Boston Charley volunteered to the Sing Sing registrars that he was born in Boston about 1840, and that his real name was Charles H. Marion–information confirmed in city directories from San Francisco and Butte, Montana. However, Charley’s family and early years have not yet been traced. The earliest mentions of him come from the early 1870s, when he was rumored to have been an assistant to William “Canada Bill” Jones, the greatest three-card monte player in history.

Canada Bill plied his trade on Kansas and Missouri passenger trains, and one of the things that Boston Charley learned from him was that that a con man could offer bribes to receive a level of protection from authorities. Canada Bill paid conductors to look the other way; and once (famously) tried to offer a railroad’s management a “license” fee to operate freely on their trains. This was the start of Boston Charley’s political education.

Canada Bill ran into a series of arrests in 1875, which was about the same time that Boston Charley opted to head further west to San Francisco with a gang of bunco steerers. They successfully set up shop, but Charley was arrested twice between September and November, 1875.

As Byrnes indicates, Charley returned to Boston and tried running a bunco operation there, but had no influence to prevent being shut down, and was forced to flee. He returned to San Francisco and formed a new bunco gang with Jack Dowd and Doc Boone. Though they had paid bribes to police officials, the gang was arrested several times, and eventually realized that others on the police force were acting on behalf of a rival gang of bunco artists. This was Charley’s next lesson in politics.

He married a woman in San Francisco named Hazel, but after he was indicted once more, he and Hazel fled to Panama. There, he deserted his bride after less than a year of marriage.

Charley then headed eat to New York City and picked pockets and ran con swindles with Charles Allen, Jimmie Wilson, and Shang Campbell. He was arrested in December 1881 and sentenced to 4 and a half years in Sing Sing under the name Charles Mason. While he was in jail, Hazel got a divorce.

Charley returned to San Francisco when he got out of Sing Sing, but did not tarry long there. By 1887, he decided to head somewhere where other gangs and corrupt officials had not yet taken control; he wound up in Butte, Montana.

In Butte, Charley posed as Col. Charles Lloyd and ran a dance hall/gambling joint. His gambling den featured his customized faro tables (rigged to cheat). He also ran faro games at the local race track that were exposed as crooked. Still, he eluded any penalties for three years, mainly because he was a political kingmaker.

In 1890, Charley Marion returned to New York, and made a woeful attempt to join the Salvation Army to reform himself, producing what may be the funniest incident involving any professional criminal:

“Charles H. Marion plays the accordion with much religious fervor and muscular energy in a Salvation Army band. He played with such vigor and he sang so loud at the barracks, No. 10 Horatio street, on Sunday night that Lieut. David L. Bossey, of the army, tried to restrain him. Marion, however, played and sang even while the preaching was going on, so Bossey had him arrested. ‘He almost breaks my heart,’ complained Lieut. Bossey in the Jefferson Market Court yesterday. ‘He insists on singing the wrong verses.’

“‘That’s serious,’ said the Justice. ‘Ten dollars fine.’ Marion was locked up. An hour later, someone paid the fine for him.”

Exercise task: From the passage about Boston Charley, reproduce verbatim the part that opens with the words containing "He married a" and closes with "got a divorce.".

Given records:
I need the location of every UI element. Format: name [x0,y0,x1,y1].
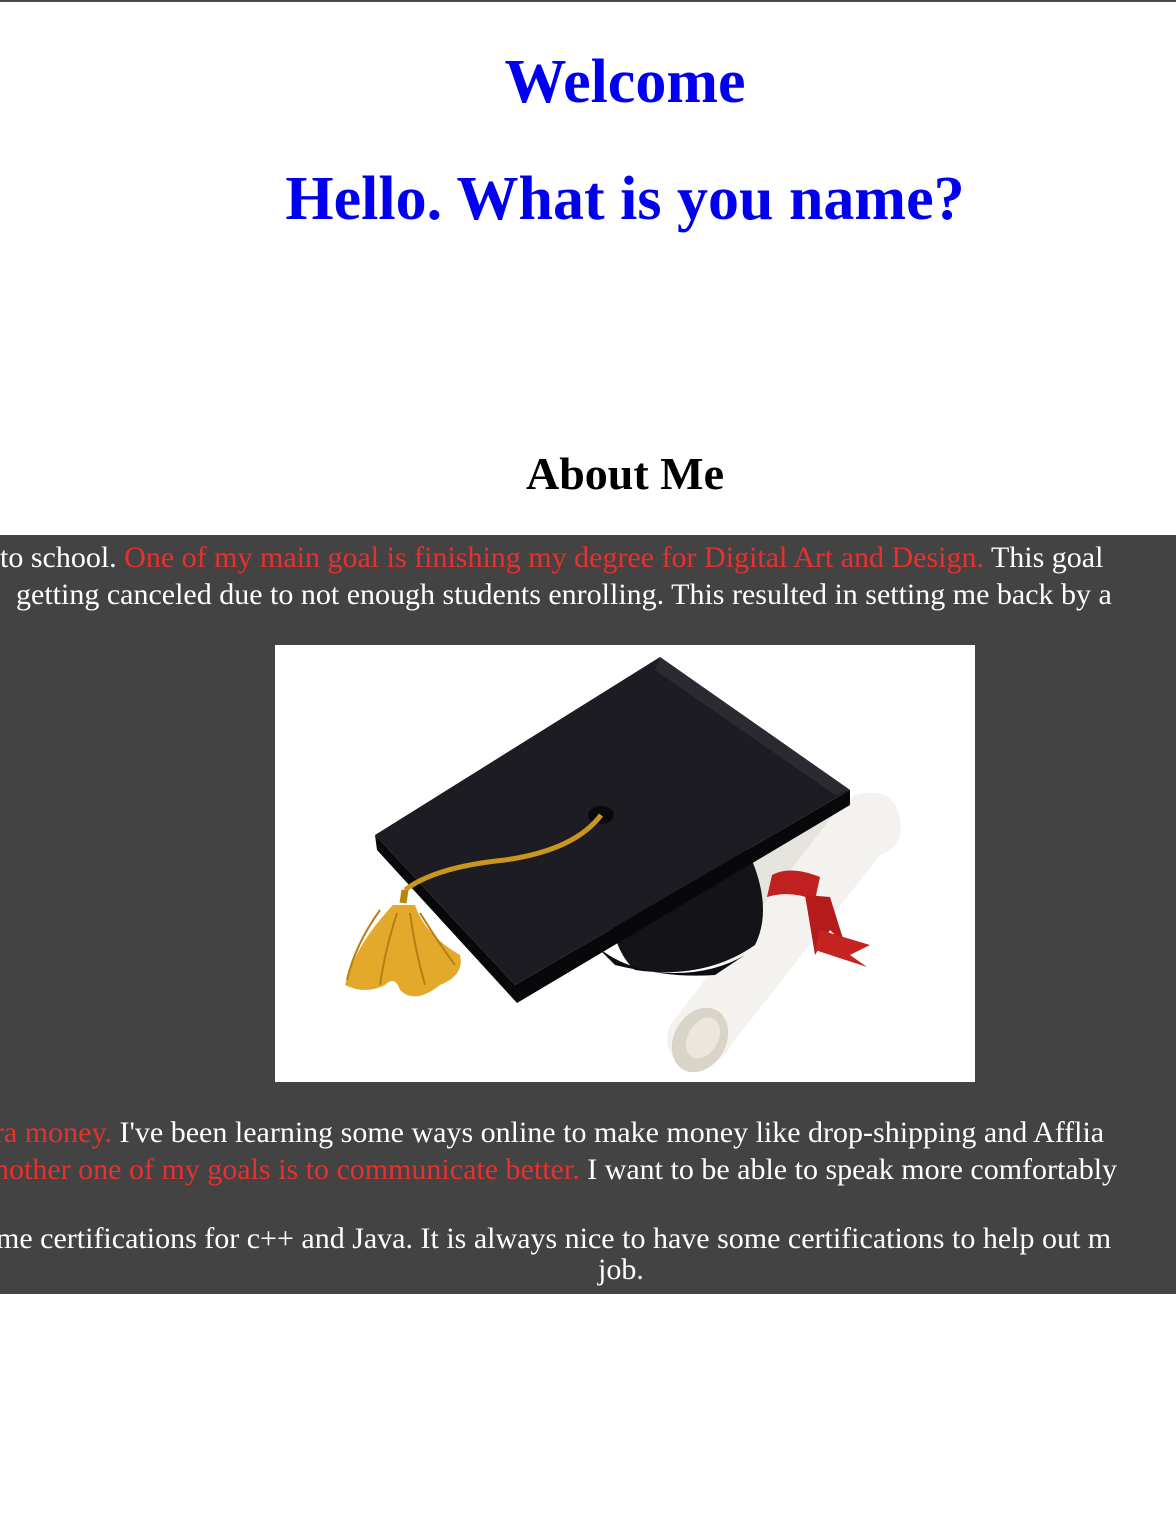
degree-goal-highlight: One of my main goal is finishing my degr… [124,541,985,574]
about-line-6: job. [598,1253,644,1286]
about-line-2: getting canceled due to not enough stude… [16,578,1112,611]
graduation-cap-image [275,645,975,1082]
about-line-4: nother one of my goals is to communicate… [0,1152,1117,1188]
about-me-section: to school. One of my main goal is finish… [0,535,1176,1294]
communicate-goal-highlight: nother one of my goals is to communicate… [0,1153,580,1186]
about-line-1: to school. One of my main goal is finish… [0,540,1103,576]
about-line-4-text: I want to be able to speak more comforta… [579,1153,1118,1186]
graduation-cap-icon [345,657,901,1073]
extra-money-highlight: ra money. [0,1116,113,1149]
welcome-heading: Welcome [504,48,746,116]
about-line-3-text: I've been learning some ways online to m… [112,1116,1105,1149]
top-border [0,0,1176,2]
about-line-3: ra money. I've been learning some ways o… [0,1115,1104,1151]
about-me-heading: About Me [525,448,725,499]
greeting-heading: Hello. What is you name? [285,165,965,233]
about-line-1-text: to school. [0,541,125,574]
about-line-1-tail: This goal [984,541,1104,574]
about-line-5: me certifications for c++ and Java. It i… [0,1222,1112,1255]
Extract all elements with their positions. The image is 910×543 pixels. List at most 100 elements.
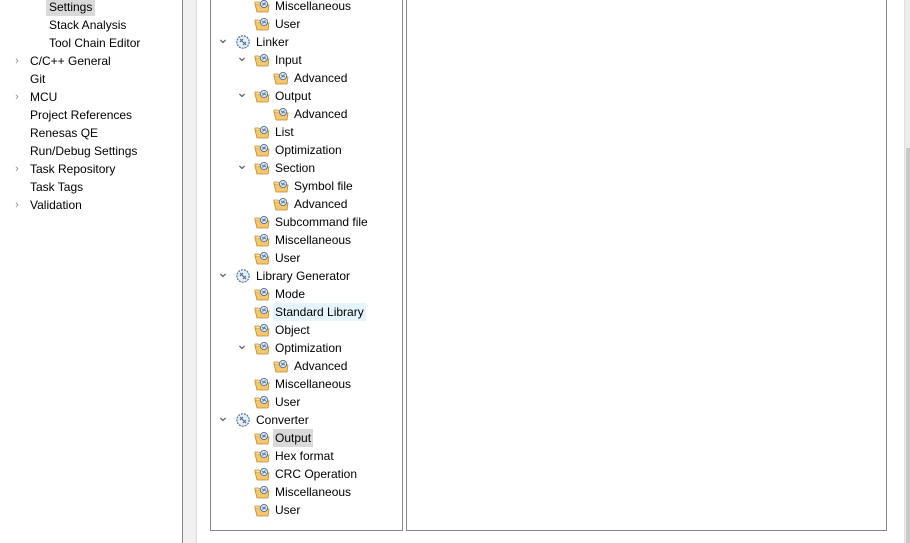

Response below:
He married a woman in San Francisco named Hazel, but after he was indicted once more, he and Hazel fled to Panama. There, he deserted his bride after less than a year of marriage.

Charley then headed eat to New York City and picked pockets and ran con swindles with Charles Allen, Jimmie Wilson, and Shang Campbell. He was arrested in December 1881 and sentenced to 4 and a half years in Sing Sing under the name Charles Mason. While he was in jail, Hazel got a divorce.